◆ EXERCISE ◆
Your task is to copy the material exactly.

◆ Source data ◆
********************
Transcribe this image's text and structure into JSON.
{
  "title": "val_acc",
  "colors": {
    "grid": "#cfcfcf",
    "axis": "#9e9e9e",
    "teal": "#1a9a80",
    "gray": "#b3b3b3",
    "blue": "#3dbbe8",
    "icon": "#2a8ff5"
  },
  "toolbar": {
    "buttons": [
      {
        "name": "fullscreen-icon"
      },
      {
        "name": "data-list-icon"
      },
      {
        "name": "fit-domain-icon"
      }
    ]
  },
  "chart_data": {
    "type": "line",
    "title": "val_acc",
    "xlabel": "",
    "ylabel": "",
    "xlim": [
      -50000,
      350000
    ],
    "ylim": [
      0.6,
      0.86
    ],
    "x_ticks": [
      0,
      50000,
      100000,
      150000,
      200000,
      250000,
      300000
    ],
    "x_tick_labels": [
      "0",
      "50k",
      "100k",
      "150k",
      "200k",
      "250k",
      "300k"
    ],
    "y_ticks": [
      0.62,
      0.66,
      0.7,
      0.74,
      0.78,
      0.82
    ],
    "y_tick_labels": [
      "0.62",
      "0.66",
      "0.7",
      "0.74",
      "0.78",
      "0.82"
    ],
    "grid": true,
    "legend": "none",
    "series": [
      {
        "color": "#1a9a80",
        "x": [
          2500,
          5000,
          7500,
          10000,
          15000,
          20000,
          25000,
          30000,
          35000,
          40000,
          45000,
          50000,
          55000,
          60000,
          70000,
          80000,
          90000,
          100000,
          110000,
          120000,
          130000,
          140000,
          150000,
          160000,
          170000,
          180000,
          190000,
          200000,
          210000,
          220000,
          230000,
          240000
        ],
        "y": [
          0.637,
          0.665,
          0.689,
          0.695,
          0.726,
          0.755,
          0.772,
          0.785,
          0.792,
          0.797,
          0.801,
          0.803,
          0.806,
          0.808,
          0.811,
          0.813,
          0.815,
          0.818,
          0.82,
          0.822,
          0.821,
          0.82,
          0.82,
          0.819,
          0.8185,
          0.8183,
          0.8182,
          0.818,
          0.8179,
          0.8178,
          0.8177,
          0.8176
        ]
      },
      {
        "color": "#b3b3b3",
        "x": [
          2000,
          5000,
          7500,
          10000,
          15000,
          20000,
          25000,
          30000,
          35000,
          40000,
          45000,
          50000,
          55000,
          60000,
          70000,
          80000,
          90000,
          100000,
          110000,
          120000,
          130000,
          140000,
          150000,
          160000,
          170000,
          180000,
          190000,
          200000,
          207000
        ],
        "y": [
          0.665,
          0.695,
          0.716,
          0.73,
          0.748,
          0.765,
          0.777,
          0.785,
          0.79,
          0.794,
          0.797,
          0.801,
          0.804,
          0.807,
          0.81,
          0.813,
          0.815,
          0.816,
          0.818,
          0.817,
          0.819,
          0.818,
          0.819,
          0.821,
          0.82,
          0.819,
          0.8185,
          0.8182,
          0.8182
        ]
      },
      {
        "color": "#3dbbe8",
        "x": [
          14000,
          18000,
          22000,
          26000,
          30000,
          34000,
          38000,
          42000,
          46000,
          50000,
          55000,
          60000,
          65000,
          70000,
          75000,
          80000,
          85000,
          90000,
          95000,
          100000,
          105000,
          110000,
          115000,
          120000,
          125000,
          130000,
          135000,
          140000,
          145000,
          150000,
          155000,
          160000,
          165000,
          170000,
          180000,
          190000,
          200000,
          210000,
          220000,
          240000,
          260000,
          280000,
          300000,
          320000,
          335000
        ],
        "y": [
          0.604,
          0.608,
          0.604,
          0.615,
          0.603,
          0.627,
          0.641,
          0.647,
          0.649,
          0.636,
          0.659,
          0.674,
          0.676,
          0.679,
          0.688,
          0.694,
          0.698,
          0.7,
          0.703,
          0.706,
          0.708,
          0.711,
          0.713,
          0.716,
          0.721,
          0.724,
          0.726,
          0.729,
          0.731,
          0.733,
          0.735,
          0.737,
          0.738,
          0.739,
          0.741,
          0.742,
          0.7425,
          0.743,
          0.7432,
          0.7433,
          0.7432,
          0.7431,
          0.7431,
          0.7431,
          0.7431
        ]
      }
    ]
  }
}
********************
◆ OUTPUT OF THE TASK ◆
Transcribe this image's text and structure into JSON.
{
  "title": "val_acc",
  "colors": {
    "grid": "#cfcfcf",
    "axis": "#9e9e9e",
    "teal": "#1a9a80",
    "gray": "#b3b3b3",
    "blue": "#3dbbe8",
    "icon": "#2a8ff5"
  },
  "toolbar": {
    "buttons": [
      {
        "name": "fullscreen-icon"
      },
      {
        "name": "data-list-icon"
      },
      {
        "name": "fit-domain-icon"
      }
    ]
  },
  "chart_data": {
    "type": "line",
    "title": "val_acc",
    "xlabel": "",
    "ylabel": "",
    "xlim": [
      -50000,
      350000
    ],
    "ylim": [
      0.6,
      0.86
    ],
    "x_ticks": [
      0,
      50000,
      100000,
      150000,
      200000,
      250000,
      300000
    ],
    "x_tick_labels": [
      "0",
      "50k",
      "100k",
      "150k",
      "200k",
      "250k",
      "300k"
    ],
    "y_ticks": [
      0.62,
      0.66,
      0.7,
      0.74,
      0.78,
      0.82
    ],
    "y_tick_labels": [
      "0.62",
      "0.66",
      "0.7",
      "0.74",
      "0.78",
      "0.82"
    ],
    "grid": true,
    "legend": "none",
    "series": [
      {
        "color": "#1a9a80",
        "x": [
          2500,
          5000,
          7500,
          10000,
          15000,
          20000,
          25000,
          30000,
          35000,
          40000,
          45000,
          50000,
          55000,
          60000,
          70000,
          80000,
          90000,
          100000,
          110000,
          120000,
          130000,
          140000,
          150000,
          160000,
          170000,
          180000,
          190000,
          200000,
          210000,
          220000,
          230000,
          240000
        ],
        "y": [
          0.637,
          0.665,
          0.689,
          0.695,
          0.726,
          0.755,
          0.772,
          0.785,
          0.792,
          0.797,
          0.801,
          0.803,
          0.806,
          0.808,
          0.811,
          0.813,
          0.815,
          0.818,
          0.82,
          0.822,
          0.821,
          0.82,
          0.82,
          0.819,
          0.8185,
          0.8183,
          0.8182,
          0.818,
          0.8179,
          0.8178,
          0.8177,
          0.8176
        ]
      },
      {
        "color": "#b3b3b3",
        "x": [
          2000,
          5000,
          7500,
          10000,
          15000,
          20000,
          25000,
          30000,
          35000,
          40000,
          45000,
          50000,
          55000,
          60000,
          70000,
          80000,
          90000,
          100000,
          110000,
          120000,
          130000,
          140000,
          150000,
          160000,
          170000,
          180000,
          190000,
          200000,
          207000
        ],
        "y": [
          0.665,
          0.695,
          0.716,
          0.73,
          0.748,
          0.765,
          0.777,
          0.785,
          0.79,
          0.794,
          0.797,
          0.801,
          0.804,
          0.807,
          0.81,
          0.813,
          0.815,
          0.816,
          0.818,
          0.817,
          0.819,
          0.818,
          0.819,
          0.821,
          0.82,
          0.819,
          0.8185,
          0.8182,
          0.8182
        ]
      },
      {
        "color": "#3dbbe8",
        "x": [
          14000,
          18000,
          22000,
          26000,
          30000,
          34000,
          38000,
          42000,
          46000,
          50000,
          55000,
          60000,
          65000,
          70000,
          75000,
          80000,
          85000,
          90000,
          95000,
          100000,
          105000,
          110000,
          115000,
          120000,
          125000,
          130000,
          135000,
          140000,
          145000,
          150000,
          155000,
          160000,
          165000,
          170000,
          180000,
          190000,
          200000,
          210000,
          220000,
          240000,
          260000,
          280000,
          300000,
          320000,
          335000
        ],
        "y": [
          0.604,
          0.608,
          0.604,
          0.615,
          0.603,
          0.627,
          0.641,
          0.647,
          0.649,
          0.636,
          0.659,
          0.674,
          0.676,
          0.679,
          0.688,
          0.694,
          0.698,
          0.7,
          0.703,
          0.706,
          0.708,
          0.711,
          0.713,
          0.716,
          0.721,
          0.724,
          0.726,
          0.729,
          0.731,
          0.733,
          0.735,
          0.737,
          0.738,
          0.739,
          0.741,
          0.742,
          0.7425,
          0.743,
          0.7432,
          0.7433,
          0.7432,
          0.7431,
          0.7431,
          0.7431,
          0.7431
        ]
      }
    ]
  }
}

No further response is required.